### RECORDED DATA:
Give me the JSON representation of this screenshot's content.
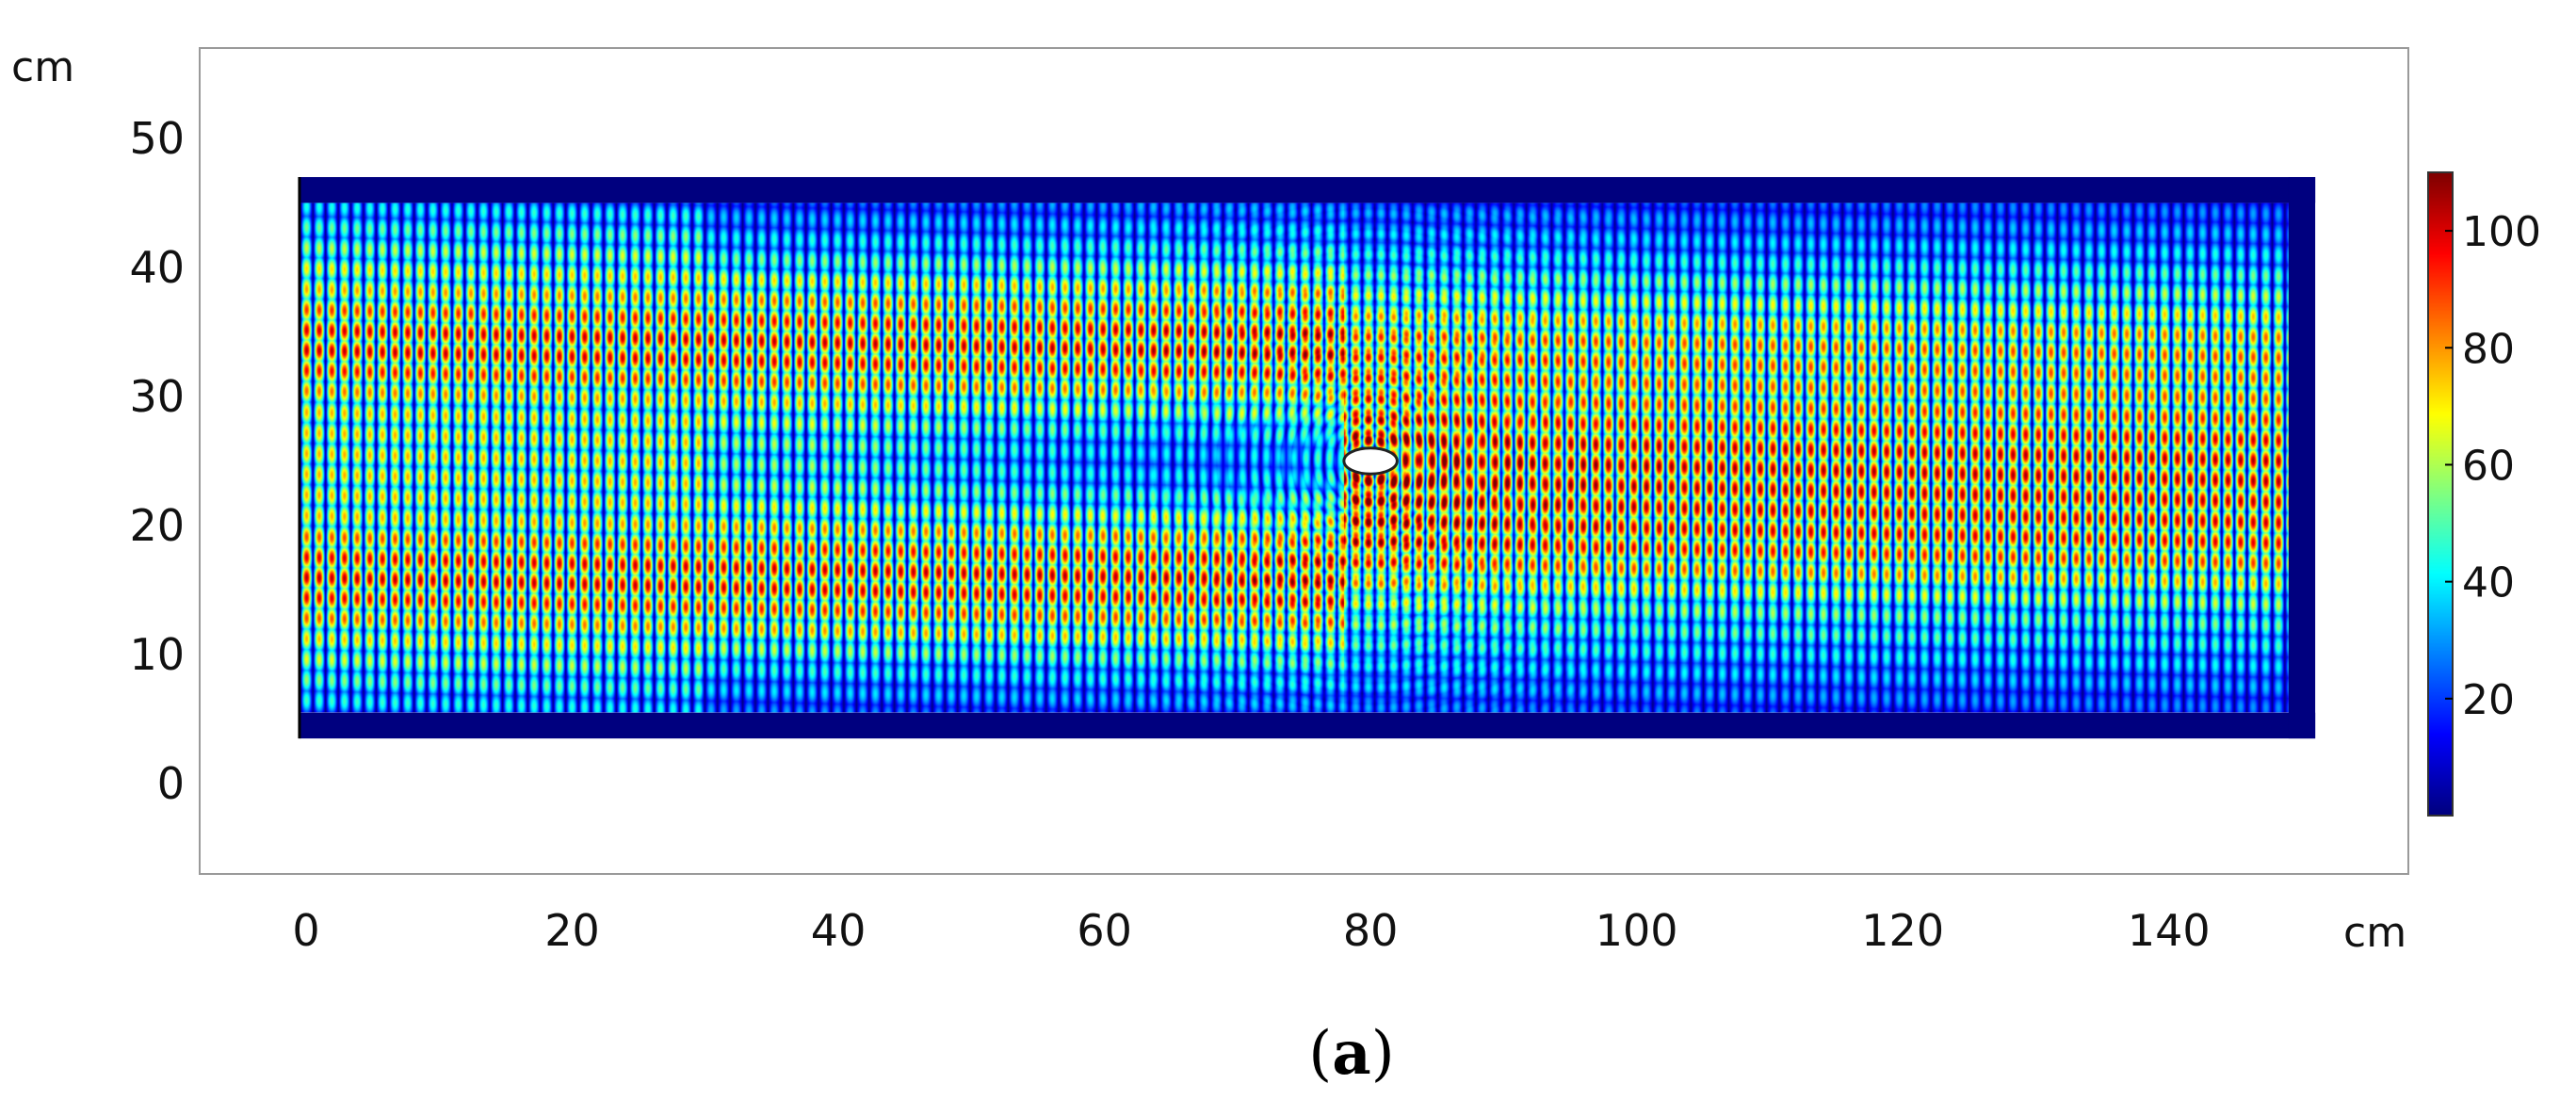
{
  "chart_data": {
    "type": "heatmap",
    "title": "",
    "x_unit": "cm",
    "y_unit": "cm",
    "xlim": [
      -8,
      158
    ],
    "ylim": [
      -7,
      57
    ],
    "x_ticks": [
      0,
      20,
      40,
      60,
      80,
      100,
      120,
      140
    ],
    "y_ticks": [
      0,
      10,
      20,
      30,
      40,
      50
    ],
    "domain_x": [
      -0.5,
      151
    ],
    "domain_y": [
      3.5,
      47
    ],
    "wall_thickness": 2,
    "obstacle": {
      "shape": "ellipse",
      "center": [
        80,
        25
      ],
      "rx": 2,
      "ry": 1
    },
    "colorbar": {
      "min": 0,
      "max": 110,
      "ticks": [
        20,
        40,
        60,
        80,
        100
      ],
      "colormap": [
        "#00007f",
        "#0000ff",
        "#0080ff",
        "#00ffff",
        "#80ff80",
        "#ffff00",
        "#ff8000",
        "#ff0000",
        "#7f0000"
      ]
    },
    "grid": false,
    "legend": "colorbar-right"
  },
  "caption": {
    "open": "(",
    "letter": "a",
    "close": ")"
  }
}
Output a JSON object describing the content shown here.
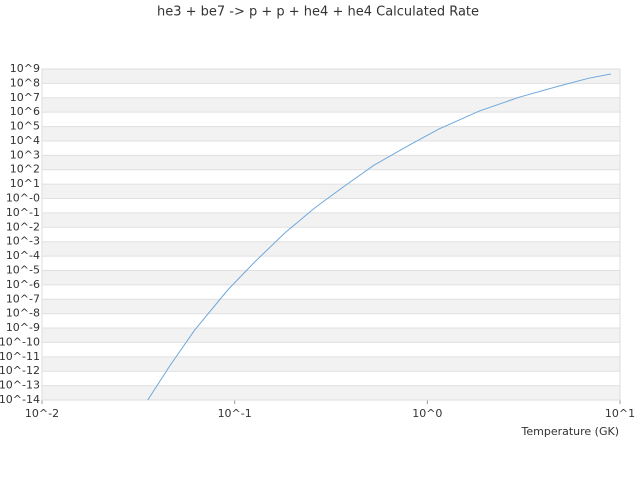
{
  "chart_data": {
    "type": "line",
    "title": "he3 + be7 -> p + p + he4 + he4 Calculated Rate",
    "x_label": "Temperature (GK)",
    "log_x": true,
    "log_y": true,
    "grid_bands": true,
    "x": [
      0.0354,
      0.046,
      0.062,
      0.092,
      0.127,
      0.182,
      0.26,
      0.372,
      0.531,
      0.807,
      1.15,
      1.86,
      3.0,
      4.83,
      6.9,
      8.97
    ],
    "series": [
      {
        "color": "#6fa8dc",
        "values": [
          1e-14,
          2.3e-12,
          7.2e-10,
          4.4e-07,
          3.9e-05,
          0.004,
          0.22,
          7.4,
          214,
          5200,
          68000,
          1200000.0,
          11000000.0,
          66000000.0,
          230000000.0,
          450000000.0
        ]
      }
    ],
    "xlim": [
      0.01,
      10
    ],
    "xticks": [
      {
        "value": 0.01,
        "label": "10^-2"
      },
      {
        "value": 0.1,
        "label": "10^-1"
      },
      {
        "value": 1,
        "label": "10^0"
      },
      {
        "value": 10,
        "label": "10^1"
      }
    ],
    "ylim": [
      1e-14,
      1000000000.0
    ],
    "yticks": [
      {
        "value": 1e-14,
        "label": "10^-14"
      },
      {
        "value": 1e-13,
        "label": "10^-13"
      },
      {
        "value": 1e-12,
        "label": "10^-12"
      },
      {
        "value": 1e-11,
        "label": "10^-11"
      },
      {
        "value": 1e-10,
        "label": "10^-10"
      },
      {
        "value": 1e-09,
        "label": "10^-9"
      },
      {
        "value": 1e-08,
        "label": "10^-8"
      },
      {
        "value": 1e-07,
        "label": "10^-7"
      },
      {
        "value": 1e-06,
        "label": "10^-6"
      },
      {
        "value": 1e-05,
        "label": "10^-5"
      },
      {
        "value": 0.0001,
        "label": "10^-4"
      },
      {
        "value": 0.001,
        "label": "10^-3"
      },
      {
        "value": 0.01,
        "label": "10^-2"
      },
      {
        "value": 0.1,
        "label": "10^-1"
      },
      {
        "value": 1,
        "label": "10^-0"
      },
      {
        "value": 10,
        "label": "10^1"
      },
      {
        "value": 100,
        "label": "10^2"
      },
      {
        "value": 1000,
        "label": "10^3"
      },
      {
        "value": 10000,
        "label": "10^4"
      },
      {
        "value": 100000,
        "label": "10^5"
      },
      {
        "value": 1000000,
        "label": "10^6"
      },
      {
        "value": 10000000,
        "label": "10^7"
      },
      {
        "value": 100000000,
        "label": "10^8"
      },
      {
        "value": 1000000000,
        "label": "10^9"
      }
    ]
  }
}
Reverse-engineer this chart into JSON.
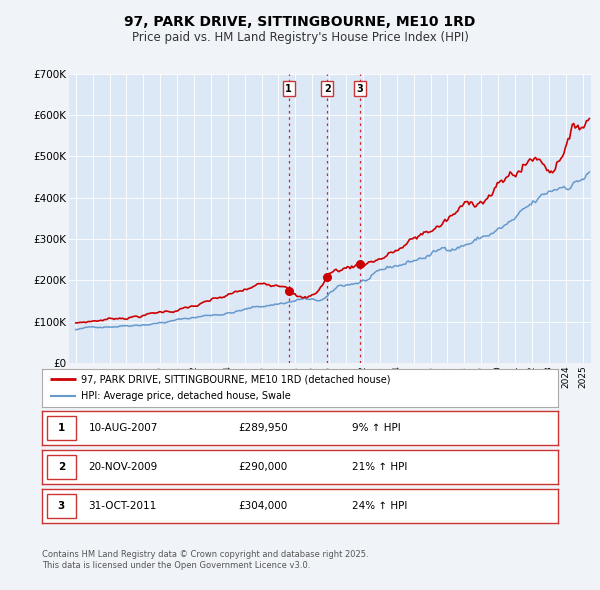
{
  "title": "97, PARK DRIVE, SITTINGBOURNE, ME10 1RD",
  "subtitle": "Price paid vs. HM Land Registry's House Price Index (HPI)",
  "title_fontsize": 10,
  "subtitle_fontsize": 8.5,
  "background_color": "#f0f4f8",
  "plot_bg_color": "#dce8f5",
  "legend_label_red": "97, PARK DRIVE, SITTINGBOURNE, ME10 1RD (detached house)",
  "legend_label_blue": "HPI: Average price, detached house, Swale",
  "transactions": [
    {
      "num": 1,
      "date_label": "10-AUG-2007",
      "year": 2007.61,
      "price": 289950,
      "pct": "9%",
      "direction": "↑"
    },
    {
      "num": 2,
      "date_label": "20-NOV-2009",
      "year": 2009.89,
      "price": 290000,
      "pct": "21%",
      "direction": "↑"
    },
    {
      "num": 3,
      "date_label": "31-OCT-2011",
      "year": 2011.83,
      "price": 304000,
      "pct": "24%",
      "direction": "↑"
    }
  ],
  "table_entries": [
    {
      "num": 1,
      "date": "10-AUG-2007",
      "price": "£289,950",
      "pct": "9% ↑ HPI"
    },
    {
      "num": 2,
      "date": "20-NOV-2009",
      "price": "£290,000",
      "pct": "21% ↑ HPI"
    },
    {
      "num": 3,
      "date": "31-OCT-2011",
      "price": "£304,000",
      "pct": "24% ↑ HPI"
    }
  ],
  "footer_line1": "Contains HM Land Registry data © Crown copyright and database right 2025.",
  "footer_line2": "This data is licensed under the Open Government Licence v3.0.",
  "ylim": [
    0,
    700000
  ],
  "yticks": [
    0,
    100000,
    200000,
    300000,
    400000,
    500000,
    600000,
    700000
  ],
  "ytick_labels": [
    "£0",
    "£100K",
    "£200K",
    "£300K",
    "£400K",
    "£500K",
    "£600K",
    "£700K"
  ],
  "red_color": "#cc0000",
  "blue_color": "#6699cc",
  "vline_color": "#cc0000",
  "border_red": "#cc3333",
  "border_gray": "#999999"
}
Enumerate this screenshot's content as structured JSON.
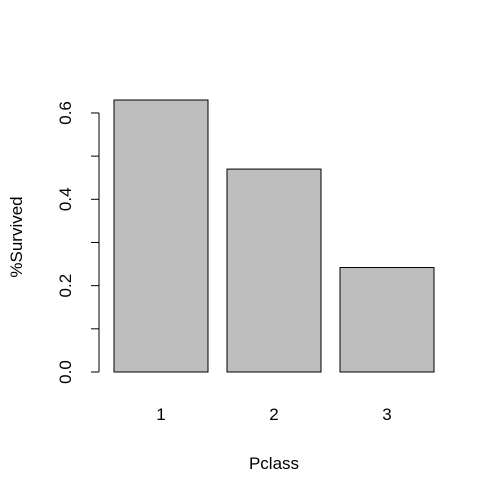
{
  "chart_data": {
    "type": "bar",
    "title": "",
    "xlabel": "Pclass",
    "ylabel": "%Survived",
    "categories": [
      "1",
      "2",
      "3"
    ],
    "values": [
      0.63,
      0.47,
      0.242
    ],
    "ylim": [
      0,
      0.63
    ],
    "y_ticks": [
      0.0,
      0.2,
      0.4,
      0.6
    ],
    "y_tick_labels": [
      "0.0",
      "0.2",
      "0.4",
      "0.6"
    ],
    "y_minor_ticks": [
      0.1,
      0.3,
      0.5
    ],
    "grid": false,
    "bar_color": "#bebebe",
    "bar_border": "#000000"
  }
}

### YOUR TASK:
Your copy should hold every record word for word and none of the pictures.

### EXERCISE OUTPUT:
Give me the JSON representation of this screenshot's content.
{
  "chart_data": {
    "type": "heatmap",
    "title": "",
    "x_unit": "cm",
    "y_unit": "cm",
    "xlim": [
      -8,
      158
    ],
    "ylim": [
      -7,
      57
    ],
    "x_ticks": [
      0,
      20,
      40,
      60,
      80,
      100,
      120,
      140
    ],
    "y_ticks": [
      0,
      10,
      20,
      30,
      40,
      50
    ],
    "domain_x": [
      -0.5,
      151
    ],
    "domain_y": [
      3.5,
      47
    ],
    "wall_thickness": 2,
    "obstacle": {
      "shape": "ellipse",
      "center": [
        80,
        25
      ],
      "rx": 2,
      "ry": 1
    },
    "colorbar": {
      "min": 0,
      "max": 110,
      "ticks": [
        20,
        40,
        60,
        80,
        100
      ],
      "colormap": [
        "#00007f",
        "#0000ff",
        "#0080ff",
        "#00ffff",
        "#80ff80",
        "#ffff00",
        "#ff8000",
        "#ff0000",
        "#7f0000"
      ]
    },
    "grid": false,
    "legend": "colorbar-right"
  },
  "caption": {
    "open": "(",
    "letter": "a",
    "close": ")"
  }
}
Output a JSON object describing the content shown here.
{
  "chart_data": {
    "type": "line",
    "title": "he3 + be7 -> p + p + he4 + he4 Calculated Rate",
    "x_label": "Temperature (GK)",
    "log_x": true,
    "log_y": true,
    "grid_bands": true,
    "x": [
      0.0354,
      0.046,
      0.062,
      0.092,
      0.127,
      0.182,
      0.26,
      0.372,
      0.531,
      0.807,
      1.15,
      1.86,
      3.0,
      4.83,
      6.9,
      8.97
    ],
    "series": [
      {
        "color": "#6fa8dc",
        "values": [
          1e-14,
          2.3e-12,
          7.2e-10,
          4.4e-07,
          3.9e-05,
          0.004,
          0.22,
          7.4,
          214,
          5200,
          68000,
          1200000.0,
          11000000.0,
          66000000.0,
          230000000.0,
          450000000.0
        ]
      }
    ],
    "xlim": [
      0.01,
      10
    ],
    "xticks": [
      {
        "value": 0.01,
        "label": "10^-2"
      },
      {
        "value": 0.1,
        "label": "10^-1"
      },
      {
        "value": 1,
        "label": "10^0"
      },
      {
        "value": 10,
        "label": "10^1"
      }
    ],
    "ylim": [
      1e-14,
      1000000000.0
    ],
    "yticks": [
      {
        "value": 1e-14,
        "label": "10^-14"
      },
      {
        "value": 1e-13,
        "label": "10^-13"
      },
      {
        "value": 1e-12,
        "label": "10^-12"
      },
      {
        "value": 1e-11,
        "label": "10^-11"
      },
      {
        "value": 1e-10,
        "label": "10^-10"
      },
      {
        "value": 1e-09,
        "label": "10^-9"
      },
      {
        "value": 1e-08,
        "label": "10^-8"
      },
      {
        "value": 1e-07,
        "label": "10^-7"
      },
      {
        "value": 1e-06,
        "label": "10^-6"
      },
      {
        "value": 1e-05,
        "label": "10^-5"
      },
      {
        "value": 0.0001,
        "label": "10^-4"
      },
      {
        "value": 0.001,
        "label": "10^-3"
      },
      {
        "value": 0.01,
        "label": "10^-2"
      },
      {
        "value": 0.1,
        "label": "10^-1"
      },
      {
        "value": 1,
        "label": "10^-0"
      },
      {
        "value": 10,
        "label": "10^1"
      },
      {
        "value": 100,
        "label": "10^2"
      },
      {
        "value": 1000,
        "label": "10^3"
      },
      {
        "value": 10000,
        "label": "10^4"
      },
      {
        "value": 100000,
        "label": "10^5"
      },
      {
        "value": 1000000,
        "label": "10^6"
      },
      {
        "value": 10000000,
        "label": "10^7"
      },
      {
        "value": 100000000,
        "label": "10^8"
      },
      {
        "value": 1000000000,
        "label": "10^9"
      }
    ]
  }
}
Reverse-engineer this chart into JSON.
{
  "title": "97, PARK DRIVE, SITTINGBOURNE, ME10 1RD",
  "subtitle": "Price paid vs. HM Land Registry's House Price Index (HPI)",
  "title_fontsize": 10,
  "subtitle_fontsize": 8.5,
  "background_color": "#f0f4f8",
  "plot_bg_color": "#dce8f5",
  "legend_label_red": "97, PARK DRIVE, SITTINGBOURNE, ME10 1RD (detached house)",
  "legend_label_blue": "HPI: Average price, detached house, Swale",
  "transactions": [
    {
      "num": 1,
      "date_label": "10-AUG-2007",
      "year": 2007.61,
      "price": 289950,
      "pct": "9%",
      "direction": "↑"
    },
    {
      "num": 2,
      "date_label": "20-NOV-2009",
      "year": 2009.89,
      "price": 290000,
      "pct": "21%",
      "direction": "↑"
    },
    {
      "num": 3,
      "date_label": "31-OCT-2011",
      "year": 2011.83,
      "price": 304000,
      "pct": "24%",
      "direction": "↑"
    }
  ],
  "table_entries": [
    {
      "num": 1,
      "date": "10-AUG-2007",
      "price": "£289,950",
      "pct": "9% ↑ HPI"
    },
    {
      "num": 2,
      "date": "20-NOV-2009",
      "price": "£290,000",
      "pct": "21% ↑ HPI"
    },
    {
      "num": 3,
      "date": "31-OCT-2011",
      "price": "£304,000",
      "pct": "24% ↑ HPI"
    }
  ],
  "footer_line1": "Contains HM Land Registry data © Crown copyright and database right 2025.",
  "footer_line2": "This data is licensed under the Open Government Licence v3.0.",
  "ylim": [
    0,
    700000
  ],
  "yticks": [
    0,
    100000,
    200000,
    300000,
    400000,
    500000,
    600000,
    700000
  ],
  "ytick_labels": [
    "£0",
    "£100K",
    "£200K",
    "£300K",
    "£400K",
    "£500K",
    "£600K",
    "£700K"
  ],
  "red_color": "#cc0000",
  "blue_color": "#6699cc",
  "vline_color": "#cc0000",
  "border_red": "#cc3333",
  "border_gray": "#999999"
}
Enumerate this screenshot's content as structured JSON.
{
  "chart_data": {
    "type": "bar",
    "title": "",
    "xlabel": "Pclass",
    "ylabel": "%Survived",
    "categories": [
      "1",
      "2",
      "3"
    ],
    "values": [
      0.63,
      0.47,
      0.242
    ],
    "ylim": [
      0,
      0.63
    ],
    "y_ticks": [
      0.0,
      0.2,
      0.4,
      0.6
    ],
    "y_tick_labels": [
      "0.0",
      "0.2",
      "0.4",
      "0.6"
    ],
    "y_minor_ticks": [
      0.1,
      0.3,
      0.5
    ],
    "grid": false,
    "bar_color": "#bebebe",
    "bar_border": "#000000"
  }
}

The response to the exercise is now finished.